** begin Dataset content **
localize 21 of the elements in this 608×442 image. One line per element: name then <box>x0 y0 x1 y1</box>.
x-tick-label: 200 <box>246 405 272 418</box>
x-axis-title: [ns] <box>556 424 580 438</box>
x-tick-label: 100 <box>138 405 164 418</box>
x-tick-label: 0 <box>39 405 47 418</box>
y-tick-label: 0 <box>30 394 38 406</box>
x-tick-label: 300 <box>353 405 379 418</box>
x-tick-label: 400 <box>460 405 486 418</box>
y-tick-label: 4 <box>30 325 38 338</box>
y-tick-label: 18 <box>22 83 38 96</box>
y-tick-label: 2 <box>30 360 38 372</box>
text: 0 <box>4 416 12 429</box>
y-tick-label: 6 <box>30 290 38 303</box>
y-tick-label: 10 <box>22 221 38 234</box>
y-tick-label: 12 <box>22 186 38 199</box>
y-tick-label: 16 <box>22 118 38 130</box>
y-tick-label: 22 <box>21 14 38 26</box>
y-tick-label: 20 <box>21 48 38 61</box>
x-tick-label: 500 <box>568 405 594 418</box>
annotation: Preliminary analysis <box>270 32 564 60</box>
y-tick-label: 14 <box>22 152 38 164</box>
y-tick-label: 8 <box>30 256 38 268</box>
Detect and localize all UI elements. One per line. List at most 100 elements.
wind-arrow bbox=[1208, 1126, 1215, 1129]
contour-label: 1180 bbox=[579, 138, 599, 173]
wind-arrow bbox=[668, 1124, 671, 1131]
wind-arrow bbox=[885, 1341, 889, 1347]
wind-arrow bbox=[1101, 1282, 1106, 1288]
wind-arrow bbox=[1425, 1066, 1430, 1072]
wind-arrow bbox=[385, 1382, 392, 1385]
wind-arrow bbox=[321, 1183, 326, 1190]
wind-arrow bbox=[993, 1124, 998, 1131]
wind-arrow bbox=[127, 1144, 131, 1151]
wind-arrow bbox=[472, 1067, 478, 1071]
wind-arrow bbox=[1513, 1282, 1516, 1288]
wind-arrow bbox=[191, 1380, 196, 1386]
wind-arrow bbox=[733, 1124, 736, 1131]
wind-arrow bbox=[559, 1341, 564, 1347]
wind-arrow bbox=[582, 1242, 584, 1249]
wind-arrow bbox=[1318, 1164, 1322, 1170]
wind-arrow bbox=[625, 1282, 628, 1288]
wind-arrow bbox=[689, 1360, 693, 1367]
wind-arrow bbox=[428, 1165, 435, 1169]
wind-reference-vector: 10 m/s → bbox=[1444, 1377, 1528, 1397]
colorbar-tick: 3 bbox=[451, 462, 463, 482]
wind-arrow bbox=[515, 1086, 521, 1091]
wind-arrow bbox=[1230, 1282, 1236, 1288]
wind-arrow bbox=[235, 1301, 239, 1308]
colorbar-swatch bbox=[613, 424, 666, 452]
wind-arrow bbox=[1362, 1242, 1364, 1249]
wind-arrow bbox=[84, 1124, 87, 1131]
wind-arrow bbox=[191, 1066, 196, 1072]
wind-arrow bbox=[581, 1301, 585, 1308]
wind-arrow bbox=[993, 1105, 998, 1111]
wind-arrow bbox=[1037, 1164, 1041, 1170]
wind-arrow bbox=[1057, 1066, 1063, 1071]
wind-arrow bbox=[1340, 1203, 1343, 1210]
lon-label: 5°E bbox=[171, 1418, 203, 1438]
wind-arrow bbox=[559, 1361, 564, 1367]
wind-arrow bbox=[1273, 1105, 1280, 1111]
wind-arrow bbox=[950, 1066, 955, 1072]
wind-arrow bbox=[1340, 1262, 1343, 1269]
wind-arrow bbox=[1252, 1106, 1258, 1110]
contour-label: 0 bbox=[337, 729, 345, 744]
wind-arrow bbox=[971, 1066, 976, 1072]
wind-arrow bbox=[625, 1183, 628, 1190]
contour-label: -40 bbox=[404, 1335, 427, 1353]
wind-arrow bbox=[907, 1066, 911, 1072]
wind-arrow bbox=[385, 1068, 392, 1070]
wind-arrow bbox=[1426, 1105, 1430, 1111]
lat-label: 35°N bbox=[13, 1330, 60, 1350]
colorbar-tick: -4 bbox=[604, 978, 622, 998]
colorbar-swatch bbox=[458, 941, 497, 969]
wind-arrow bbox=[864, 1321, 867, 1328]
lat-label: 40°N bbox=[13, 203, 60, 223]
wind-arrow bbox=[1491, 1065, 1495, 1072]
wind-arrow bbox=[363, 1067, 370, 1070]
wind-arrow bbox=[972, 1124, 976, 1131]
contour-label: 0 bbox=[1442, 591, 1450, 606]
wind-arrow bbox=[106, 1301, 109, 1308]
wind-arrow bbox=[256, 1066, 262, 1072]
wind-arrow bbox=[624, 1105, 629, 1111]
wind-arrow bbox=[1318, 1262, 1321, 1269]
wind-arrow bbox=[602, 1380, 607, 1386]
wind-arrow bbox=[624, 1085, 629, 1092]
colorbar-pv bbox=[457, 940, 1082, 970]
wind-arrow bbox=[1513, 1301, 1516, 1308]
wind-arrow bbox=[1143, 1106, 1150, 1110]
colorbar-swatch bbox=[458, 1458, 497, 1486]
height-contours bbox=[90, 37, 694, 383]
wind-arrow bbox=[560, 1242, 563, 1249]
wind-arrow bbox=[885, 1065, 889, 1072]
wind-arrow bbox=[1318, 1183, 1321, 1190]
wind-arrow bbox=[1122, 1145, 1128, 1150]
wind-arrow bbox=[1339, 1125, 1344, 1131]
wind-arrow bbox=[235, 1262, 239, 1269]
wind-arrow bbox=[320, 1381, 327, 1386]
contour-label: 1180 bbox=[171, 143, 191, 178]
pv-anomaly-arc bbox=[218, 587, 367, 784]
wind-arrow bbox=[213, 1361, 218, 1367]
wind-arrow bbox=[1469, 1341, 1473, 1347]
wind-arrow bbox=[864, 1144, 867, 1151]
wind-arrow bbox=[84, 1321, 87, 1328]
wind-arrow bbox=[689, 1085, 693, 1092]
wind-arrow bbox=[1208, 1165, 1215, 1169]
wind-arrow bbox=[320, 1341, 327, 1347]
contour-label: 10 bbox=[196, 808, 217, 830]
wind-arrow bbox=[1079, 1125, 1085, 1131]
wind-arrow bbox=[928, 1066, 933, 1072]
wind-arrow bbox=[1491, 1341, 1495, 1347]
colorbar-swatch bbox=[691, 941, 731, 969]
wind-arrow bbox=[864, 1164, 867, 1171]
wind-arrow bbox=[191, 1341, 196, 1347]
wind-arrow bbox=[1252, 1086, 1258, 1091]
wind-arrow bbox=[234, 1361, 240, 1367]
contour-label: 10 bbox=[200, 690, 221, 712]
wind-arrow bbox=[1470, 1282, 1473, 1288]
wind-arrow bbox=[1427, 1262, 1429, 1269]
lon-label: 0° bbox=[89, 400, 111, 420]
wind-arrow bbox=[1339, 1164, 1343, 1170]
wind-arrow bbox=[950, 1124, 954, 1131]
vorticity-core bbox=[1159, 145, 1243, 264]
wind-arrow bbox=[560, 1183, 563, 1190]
** end Dataset content **
Convert every line of the data above into a Markdown table, leaving out any blank lines, with a "No." column numbering the rows in order and an "Entry" column holding each line.

| No. | Entry |
|---|---|
| 1 | localize 21 of the elements in this 608×442 image. One line per element: name then <box>x0 y0 x1 y1</box>. |
| 2 | x-tick-label: 200 <box>246 405 272 418</box> |
| 3 | x-axis-title: [ns] <box>556 424 580 438</box> |
| 4 | x-tick-label: 100 <box>138 405 164 418</box> |
| 5 | x-tick-label: 0 <box>39 405 47 418</box> |
| 6 | y-tick-label: 0 <box>30 394 38 406</box> |
| 7 | x-tick-label: 300 <box>353 405 379 418</box> |
| 8 | x-tick-label: 400 <box>460 405 486 418</box> |
| 9 | y-tick-label: 4 <box>30 325 38 338</box> |
| 10 | y-tick-label: 18 <box>22 83 38 96</box> |
| 11 | y-tick-label: 2 <box>30 360 38 372</box> |
| 12 | text: 0 <box>4 416 12 429</box> |
| 13 | y-tick-label: 6 <box>30 290 38 303</box> |
| 14 | y-tick-label: 10 <box>22 221 38 234</box> |
| 15 | y-tick-label: 12 <box>22 186 38 199</box> |
| 16 | y-tick-label: 16 <box>22 118 38 130</box> |
| 17 | y-tick-label: 22 <box>21 14 38 26</box> |
| 18 | y-tick-label: 20 <box>21 48 38 61</box> |
| 19 | x-tick-label: 500 <box>568 405 594 418</box> |
| 20 | annotation: Preliminary analysis <box>270 32 564 60</box> |
| 21 | y-tick-label: 14 <box>22 152 38 164</box> |
| 22 | y-tick-label: 8 <box>30 256 38 268</box> |
| 23 | Detect and localize all UI elements. One per line. List at most 100 elements. |
| 24 | wind-arrow bbox=[1208, 1126, 1215, 1129] |
| 25 | contour-label: 1180 bbox=[579, 138, 599, 173] |
| 26 | wind-arrow bbox=[668, 1124, 671, 1131] |
| 27 | wind-arrow bbox=[885, 1341, 889, 1347] |
| 28 | wind-arrow bbox=[1101, 1282, 1106, 1288] |
| 29 | wind-arrow bbox=[1425, 1066, 1430, 1072] |
| 30 | wind-arrow bbox=[385, 1382, 392, 1385] |
| 31 | wind-arrow bbox=[321, 1183, 326, 1190] |
| 32 | wind-arrow bbox=[993, 1124, 998, 1131] |
| 33 | wind-arrow bbox=[127, 1144, 131, 1151] |
| 34 | wind-arrow bbox=[472, 1067, 478, 1071] |
| 35 | wind-arrow bbox=[1513, 1282, 1516, 1288] |
| 36 | wind-arrow bbox=[191, 1380, 196, 1386] |
| 37 | wind-arrow bbox=[733, 1124, 736, 1131] |
| 38 | wind-arrow bbox=[559, 1341, 564, 1347] |
| 39 | wind-arrow bbox=[582, 1242, 584, 1249] |
| 40 | wind-arrow bbox=[1318, 1164, 1322, 1170] |
| 41 | wind-arrow bbox=[625, 1282, 628, 1288] |
| 42 | wind-arrow bbox=[689, 1360, 693, 1367] |
| 43 | wind-arrow bbox=[428, 1165, 435, 1169] |
| 44 | wind-reference-vector: 10 m/s → bbox=[1444, 1377, 1528, 1397] |
| 45 | colorbar-tick: 3 bbox=[451, 462, 463, 482] |
| 46 | wind-arrow bbox=[515, 1086, 521, 1091] |
| 47 | wind-arrow bbox=[1230, 1282, 1236, 1288] |
| 48 | wind-arrow bbox=[235, 1301, 239, 1308] |
| 49 | colorbar-swatch bbox=[613, 424, 666, 452] |
| 50 | wind-arrow bbox=[1362, 1242, 1364, 1249] |
| 51 | wind-arrow bbox=[84, 1124, 87, 1131] |
| 52 | wind-arrow bbox=[191, 1066, 196, 1072] |
| 53 | wind-arrow bbox=[581, 1301, 585, 1308] |
| 54 | wind-arrow bbox=[993, 1105, 998, 1111] |
| 55 | wind-arrow bbox=[1037, 1164, 1041, 1170] |
| 56 | wind-arrow bbox=[1057, 1066, 1063, 1071] |
| 57 | wind-arrow bbox=[1340, 1203, 1343, 1210] |
| 58 | lon-label: 5°E bbox=[171, 1418, 203, 1438] |
| 59 | wind-arrow bbox=[559, 1361, 564, 1367] |
| 60 | wind-arrow bbox=[1273, 1105, 1280, 1111] |
| 61 | wind-arrow bbox=[950, 1066, 955, 1072] |
| 62 | wind-arrow bbox=[1340, 1262, 1343, 1269] |
| 63 | wind-arrow bbox=[1252, 1106, 1258, 1110] |
| 64 | contour-label: 0 bbox=[337, 729, 345, 744] |
| 65 | wind-arrow bbox=[971, 1066, 976, 1072] |
| 66 | wind-arrow bbox=[625, 1183, 628, 1190] |
| 67 | contour-label: -40 bbox=[404, 1335, 427, 1353] |
| 68 | wind-arrow bbox=[907, 1066, 911, 1072] |
| 69 | wind-arrow bbox=[385, 1068, 392, 1070] |
| 70 | wind-arrow bbox=[1426, 1105, 1430, 1111] |
| 71 | lat-label: 35°N bbox=[13, 1330, 60, 1350] |
| 72 | colorbar-tick: -4 bbox=[604, 978, 622, 998] |
| 73 | colorbar-swatch bbox=[458, 941, 497, 969] |
| 74 | wind-arrow bbox=[864, 1321, 867, 1328] |
| 75 | lat-label: 40°N bbox=[13, 203, 60, 223] |
| 76 | wind-arrow bbox=[1491, 1065, 1495, 1072] |
| 77 | wind-arrow bbox=[363, 1067, 370, 1070] |
| 78 | wind-arrow bbox=[972, 1124, 976, 1131] |
| 79 | contour-label: 0 bbox=[1442, 591, 1450, 606] |
| 80 | wind-arrow bbox=[106, 1301, 109, 1308] |
| 81 | wind-arrow bbox=[256, 1066, 262, 1072] |
| 82 | wind-arrow bbox=[624, 1105, 629, 1111] |
| 83 | wind-arrow bbox=[1318, 1262, 1321, 1269] |
| 84 | wind-arrow bbox=[602, 1380, 607, 1386] |
| 85 | wind-arrow bbox=[624, 1085, 629, 1092] |
| 86 | colorbar-pv bbox=[457, 940, 1082, 970] |
| 87 | wind-arrow bbox=[1513, 1301, 1516, 1308] |
| 88 | wind-arrow bbox=[1143, 1106, 1150, 1110] |
| 89 | colorbar-swatch bbox=[458, 1458, 497, 1486] |
| 90 | height-contours bbox=[90, 37, 694, 383] |
| 91 | wind-arrow bbox=[560, 1242, 563, 1249] |
| 92 | wind-arrow bbox=[885, 1065, 889, 1072] |
| 93 | wind-arrow bbox=[1318, 1183, 1321, 1190] |
| 94 | wind-arrow bbox=[1122, 1145, 1128, 1150] |
| 95 | wind-arrow bbox=[1339, 1125, 1344, 1131] |
| 96 | wind-arrow bbox=[235, 1262, 239, 1269] |
| 97 | wind-arrow bbox=[320, 1381, 327, 1386] |
| 98 | contour-label: 1180 bbox=[171, 143, 191, 178] |
| 99 | pv-anomaly-arc bbox=[218, 587, 367, 784] |
| 100 | wind-arrow bbox=[213, 1361, 218, 1367] |
| 101 | wind-arrow bbox=[1469, 1341, 1473, 1347] |
| 102 | wind-arrow bbox=[864, 1144, 867, 1151] |
| 103 | wind-arrow bbox=[84, 1321, 87, 1328] |
| 104 | wind-arrow bbox=[689, 1085, 693, 1092] |
| 105 | wind-arrow bbox=[1208, 1165, 1215, 1169] |
| 106 | wind-arrow bbox=[320, 1341, 327, 1347] |
| 107 | contour-label: 10 bbox=[196, 808, 217, 830] |
| 108 | wind-arrow bbox=[1079, 1125, 1085, 1131] |
| 109 | wind-arrow bbox=[928, 1066, 933, 1072] |
| 110 | wind-arrow bbox=[1491, 1341, 1495, 1347] |
| 111 | colorbar-swatch bbox=[691, 941, 731, 969] |
| 112 | wind-arrow bbox=[864, 1164, 867, 1171] |
| 113 | wind-arrow bbox=[191, 1341, 196, 1347] |
| 114 | wind-arrow bbox=[1252, 1086, 1258, 1091] |
| 115 | wind-arrow bbox=[234, 1361, 240, 1367] |
| 116 | contour-label: 10 bbox=[200, 690, 221, 712] |
| 117 | wind-arrow bbox=[1470, 1282, 1473, 1288] |
| 118 | wind-arrow bbox=[1427, 1262, 1429, 1269] |
| 119 | lon-label: 0° bbox=[89, 400, 111, 420] |
| 120 | wind-arrow bbox=[1339, 1164, 1343, 1170] |
| 121 | wind-arrow bbox=[950, 1124, 954, 1131] |
| 122 | vorticity-core bbox=[1159, 145, 1243, 264] |
| 123 | wind-arrow bbox=[560, 1183, 563, 1190] |